'''

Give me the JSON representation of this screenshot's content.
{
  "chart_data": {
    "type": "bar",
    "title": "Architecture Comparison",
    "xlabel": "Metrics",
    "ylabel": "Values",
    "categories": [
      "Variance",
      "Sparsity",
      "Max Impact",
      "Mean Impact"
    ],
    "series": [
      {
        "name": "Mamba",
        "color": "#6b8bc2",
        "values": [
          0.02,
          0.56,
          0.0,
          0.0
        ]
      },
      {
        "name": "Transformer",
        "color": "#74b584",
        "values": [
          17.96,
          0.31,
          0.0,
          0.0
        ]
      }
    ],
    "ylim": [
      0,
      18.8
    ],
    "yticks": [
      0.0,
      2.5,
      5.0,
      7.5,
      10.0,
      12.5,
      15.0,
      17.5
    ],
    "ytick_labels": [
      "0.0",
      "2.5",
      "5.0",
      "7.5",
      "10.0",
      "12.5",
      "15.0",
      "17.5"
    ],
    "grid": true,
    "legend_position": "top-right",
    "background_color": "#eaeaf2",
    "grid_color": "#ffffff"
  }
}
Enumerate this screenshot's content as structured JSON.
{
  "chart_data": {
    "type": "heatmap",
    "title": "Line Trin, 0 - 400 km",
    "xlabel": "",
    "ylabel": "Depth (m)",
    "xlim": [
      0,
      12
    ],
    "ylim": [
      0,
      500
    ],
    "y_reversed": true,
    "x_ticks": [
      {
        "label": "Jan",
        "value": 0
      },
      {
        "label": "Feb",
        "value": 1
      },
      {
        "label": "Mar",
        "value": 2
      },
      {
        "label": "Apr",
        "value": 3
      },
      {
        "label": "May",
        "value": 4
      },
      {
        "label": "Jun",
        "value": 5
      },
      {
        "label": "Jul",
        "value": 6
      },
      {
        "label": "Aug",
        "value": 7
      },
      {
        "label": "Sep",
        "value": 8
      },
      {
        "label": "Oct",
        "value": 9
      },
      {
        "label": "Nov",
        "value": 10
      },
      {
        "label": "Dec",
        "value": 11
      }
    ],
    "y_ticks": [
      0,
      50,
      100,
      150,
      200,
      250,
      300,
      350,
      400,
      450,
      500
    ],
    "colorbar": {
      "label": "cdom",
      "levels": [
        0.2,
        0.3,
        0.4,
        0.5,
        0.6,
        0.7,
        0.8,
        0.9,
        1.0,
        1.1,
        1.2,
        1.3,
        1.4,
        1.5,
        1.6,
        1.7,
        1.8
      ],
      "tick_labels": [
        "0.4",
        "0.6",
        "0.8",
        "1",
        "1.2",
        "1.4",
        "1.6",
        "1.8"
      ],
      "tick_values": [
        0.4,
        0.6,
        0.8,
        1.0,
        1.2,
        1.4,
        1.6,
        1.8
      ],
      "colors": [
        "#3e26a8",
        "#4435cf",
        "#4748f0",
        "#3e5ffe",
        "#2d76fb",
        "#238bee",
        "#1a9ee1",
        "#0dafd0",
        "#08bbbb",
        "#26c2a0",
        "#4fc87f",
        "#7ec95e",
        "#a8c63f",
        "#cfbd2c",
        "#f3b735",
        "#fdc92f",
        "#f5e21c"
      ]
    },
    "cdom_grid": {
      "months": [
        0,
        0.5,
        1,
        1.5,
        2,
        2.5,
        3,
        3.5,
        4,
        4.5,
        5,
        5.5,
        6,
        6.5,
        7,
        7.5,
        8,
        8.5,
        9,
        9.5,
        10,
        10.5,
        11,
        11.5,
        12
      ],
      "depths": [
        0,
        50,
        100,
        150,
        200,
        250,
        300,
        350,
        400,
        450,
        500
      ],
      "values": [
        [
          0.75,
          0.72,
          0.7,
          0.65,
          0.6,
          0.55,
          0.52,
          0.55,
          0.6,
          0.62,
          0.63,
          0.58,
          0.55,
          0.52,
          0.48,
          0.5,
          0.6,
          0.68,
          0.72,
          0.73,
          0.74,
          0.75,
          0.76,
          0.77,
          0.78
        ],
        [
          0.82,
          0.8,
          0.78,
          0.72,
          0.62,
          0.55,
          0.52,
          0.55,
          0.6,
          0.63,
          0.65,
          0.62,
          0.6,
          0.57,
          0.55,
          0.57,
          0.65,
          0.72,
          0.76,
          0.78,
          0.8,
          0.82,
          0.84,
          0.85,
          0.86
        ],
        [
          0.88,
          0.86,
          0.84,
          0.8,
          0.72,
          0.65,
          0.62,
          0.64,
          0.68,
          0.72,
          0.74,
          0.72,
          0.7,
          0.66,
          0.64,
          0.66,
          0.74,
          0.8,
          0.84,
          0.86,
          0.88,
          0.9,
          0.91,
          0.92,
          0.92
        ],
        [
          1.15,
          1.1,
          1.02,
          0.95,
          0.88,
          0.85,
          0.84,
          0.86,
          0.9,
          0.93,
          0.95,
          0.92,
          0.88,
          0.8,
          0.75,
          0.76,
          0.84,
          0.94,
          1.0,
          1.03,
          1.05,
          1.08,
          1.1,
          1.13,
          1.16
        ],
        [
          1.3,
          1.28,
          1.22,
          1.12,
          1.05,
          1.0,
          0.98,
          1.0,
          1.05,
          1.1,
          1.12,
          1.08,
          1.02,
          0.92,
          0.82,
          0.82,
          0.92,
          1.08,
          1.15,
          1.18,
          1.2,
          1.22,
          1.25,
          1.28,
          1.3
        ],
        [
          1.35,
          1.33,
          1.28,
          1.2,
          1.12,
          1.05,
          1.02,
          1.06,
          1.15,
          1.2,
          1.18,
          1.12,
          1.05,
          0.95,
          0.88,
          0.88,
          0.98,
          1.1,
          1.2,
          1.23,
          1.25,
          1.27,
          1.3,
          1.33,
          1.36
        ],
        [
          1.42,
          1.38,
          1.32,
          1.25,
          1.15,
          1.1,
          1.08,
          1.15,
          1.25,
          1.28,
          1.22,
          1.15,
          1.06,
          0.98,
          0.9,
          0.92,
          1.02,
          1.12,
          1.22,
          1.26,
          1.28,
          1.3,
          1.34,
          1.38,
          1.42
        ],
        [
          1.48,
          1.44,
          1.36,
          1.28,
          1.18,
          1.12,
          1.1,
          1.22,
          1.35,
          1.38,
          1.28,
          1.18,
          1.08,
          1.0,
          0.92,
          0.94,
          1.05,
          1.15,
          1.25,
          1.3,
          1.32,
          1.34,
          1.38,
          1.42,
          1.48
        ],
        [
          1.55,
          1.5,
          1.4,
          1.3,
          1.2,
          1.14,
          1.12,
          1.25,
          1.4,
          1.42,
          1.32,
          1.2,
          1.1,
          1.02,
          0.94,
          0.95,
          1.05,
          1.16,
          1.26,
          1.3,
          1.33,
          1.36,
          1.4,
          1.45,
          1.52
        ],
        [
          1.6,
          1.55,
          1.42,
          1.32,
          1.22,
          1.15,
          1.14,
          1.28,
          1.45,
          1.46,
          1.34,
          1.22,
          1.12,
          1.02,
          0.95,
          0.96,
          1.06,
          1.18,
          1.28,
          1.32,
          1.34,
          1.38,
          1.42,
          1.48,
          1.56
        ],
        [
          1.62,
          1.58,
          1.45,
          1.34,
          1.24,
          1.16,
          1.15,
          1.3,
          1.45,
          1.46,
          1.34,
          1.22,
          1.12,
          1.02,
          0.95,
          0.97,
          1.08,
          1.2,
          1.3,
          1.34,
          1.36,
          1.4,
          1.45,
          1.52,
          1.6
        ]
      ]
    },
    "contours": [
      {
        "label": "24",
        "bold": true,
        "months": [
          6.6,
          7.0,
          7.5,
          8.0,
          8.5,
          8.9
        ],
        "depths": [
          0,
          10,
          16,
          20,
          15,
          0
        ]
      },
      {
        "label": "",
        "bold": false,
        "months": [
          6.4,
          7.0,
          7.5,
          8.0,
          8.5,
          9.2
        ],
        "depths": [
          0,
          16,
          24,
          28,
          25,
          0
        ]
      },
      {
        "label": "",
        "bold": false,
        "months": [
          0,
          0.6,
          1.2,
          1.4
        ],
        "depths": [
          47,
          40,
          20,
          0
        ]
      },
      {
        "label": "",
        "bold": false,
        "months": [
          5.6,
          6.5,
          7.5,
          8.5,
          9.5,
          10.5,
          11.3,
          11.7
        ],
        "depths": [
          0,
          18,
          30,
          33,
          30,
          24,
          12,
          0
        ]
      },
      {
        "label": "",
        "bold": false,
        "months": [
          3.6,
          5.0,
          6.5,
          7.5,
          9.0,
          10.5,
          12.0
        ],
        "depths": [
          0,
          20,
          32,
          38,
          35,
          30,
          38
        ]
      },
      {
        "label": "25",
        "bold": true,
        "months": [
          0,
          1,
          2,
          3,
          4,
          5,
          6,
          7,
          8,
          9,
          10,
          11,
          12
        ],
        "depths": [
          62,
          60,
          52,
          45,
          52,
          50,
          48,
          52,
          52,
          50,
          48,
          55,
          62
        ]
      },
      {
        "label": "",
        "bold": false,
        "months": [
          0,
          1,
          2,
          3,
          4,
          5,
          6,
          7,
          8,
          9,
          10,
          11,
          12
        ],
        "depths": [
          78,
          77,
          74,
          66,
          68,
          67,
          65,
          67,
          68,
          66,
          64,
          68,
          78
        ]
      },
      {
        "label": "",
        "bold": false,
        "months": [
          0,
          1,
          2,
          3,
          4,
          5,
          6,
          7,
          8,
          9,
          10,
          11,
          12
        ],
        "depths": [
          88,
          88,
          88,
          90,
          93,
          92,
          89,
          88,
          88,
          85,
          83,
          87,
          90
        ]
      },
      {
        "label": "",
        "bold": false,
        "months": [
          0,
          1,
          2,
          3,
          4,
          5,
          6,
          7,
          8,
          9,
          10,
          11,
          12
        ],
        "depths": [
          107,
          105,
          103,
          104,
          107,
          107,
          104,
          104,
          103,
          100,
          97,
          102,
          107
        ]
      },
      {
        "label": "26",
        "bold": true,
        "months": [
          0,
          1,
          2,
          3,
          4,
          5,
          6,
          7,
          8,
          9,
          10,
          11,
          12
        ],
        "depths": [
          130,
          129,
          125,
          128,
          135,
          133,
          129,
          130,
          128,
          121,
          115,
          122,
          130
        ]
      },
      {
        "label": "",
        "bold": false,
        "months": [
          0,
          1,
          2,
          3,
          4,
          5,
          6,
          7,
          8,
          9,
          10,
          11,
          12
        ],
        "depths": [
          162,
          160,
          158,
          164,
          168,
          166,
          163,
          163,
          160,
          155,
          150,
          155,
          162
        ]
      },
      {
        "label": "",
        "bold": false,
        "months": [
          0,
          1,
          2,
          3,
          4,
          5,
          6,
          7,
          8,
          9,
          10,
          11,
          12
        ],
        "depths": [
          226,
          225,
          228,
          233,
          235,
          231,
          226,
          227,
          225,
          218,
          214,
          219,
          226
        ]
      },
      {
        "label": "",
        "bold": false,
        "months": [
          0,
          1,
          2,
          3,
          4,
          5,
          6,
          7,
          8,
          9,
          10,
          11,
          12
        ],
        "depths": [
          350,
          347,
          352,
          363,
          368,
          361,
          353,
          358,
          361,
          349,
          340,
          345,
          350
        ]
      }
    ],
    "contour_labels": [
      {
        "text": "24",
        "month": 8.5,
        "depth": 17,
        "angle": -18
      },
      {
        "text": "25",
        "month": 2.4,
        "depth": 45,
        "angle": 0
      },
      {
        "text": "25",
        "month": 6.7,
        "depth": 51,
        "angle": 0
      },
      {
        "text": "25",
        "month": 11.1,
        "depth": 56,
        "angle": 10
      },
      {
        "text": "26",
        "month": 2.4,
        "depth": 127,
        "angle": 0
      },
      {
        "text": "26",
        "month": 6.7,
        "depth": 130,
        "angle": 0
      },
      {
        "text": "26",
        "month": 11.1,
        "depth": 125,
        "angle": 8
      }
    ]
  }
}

'''

What you should do >> Track down every line with the word "JSON" and copy it.

Correct output >>
Give me the JSON representation of this screenshot's content.
Enumerate this screenshot's content as structured JSON.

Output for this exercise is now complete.